Request: Count the lines in the data below where the string "phone" occurs, please, and give the number alone.

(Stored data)

────

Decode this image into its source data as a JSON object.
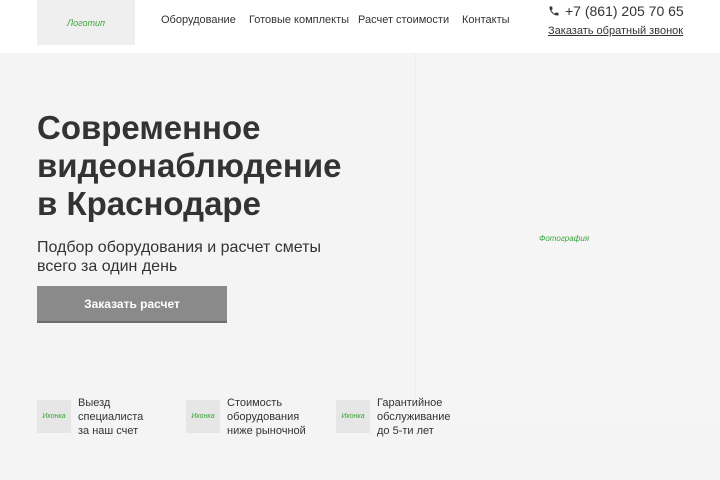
{
  "header": {
    "logo_label": "Логотип",
    "nav": [
      "Оборудование",
      "Готовые комплекты",
      "Расчет стоимости",
      "Контакты"
    ],
    "phone_icon": "phone-icon",
    "phone": "+7 (861) 205 70 65",
    "callback_link": "Заказать обратный звонок"
  },
  "hero": {
    "title_lines": [
      "Современное",
      "видеонаблюдение",
      "в Краснодаре"
    ],
    "subtitle_lines": [
      "Подбор оборудования и расчет сметы",
      "всего за один день"
    ],
    "cta_label": "Заказать расчет",
    "photo_label": "Фотография"
  },
  "features": [
    {
      "icon_label": "Иконка",
      "lines": [
        "Выезд",
        "специалиста",
        "за наш счет"
      ]
    },
    {
      "icon_label": "Иконка",
      "lines": [
        "Стоимость",
        "оборудования",
        "ниже рыночной"
      ]
    },
    {
      "icon_label": "Иконка",
      "lines": [
        "Гарантийное",
        "обслуживание",
        "до 5-ти лет"
      ]
    }
  ],
  "colors": {
    "accent_green": "#3aa53a",
    "button_gray": "#8a8a8a",
    "background": "#f4f4f4"
  }
}
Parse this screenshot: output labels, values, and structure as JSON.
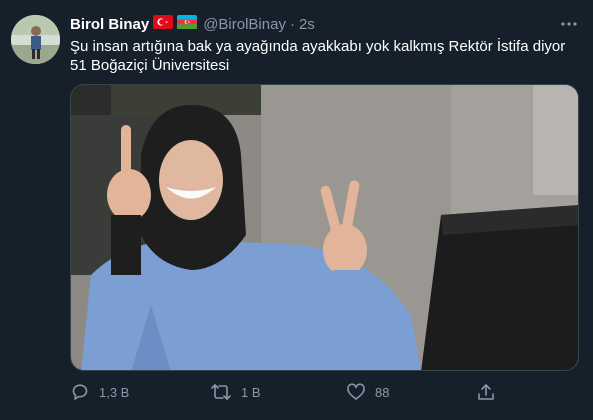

────

In response: 2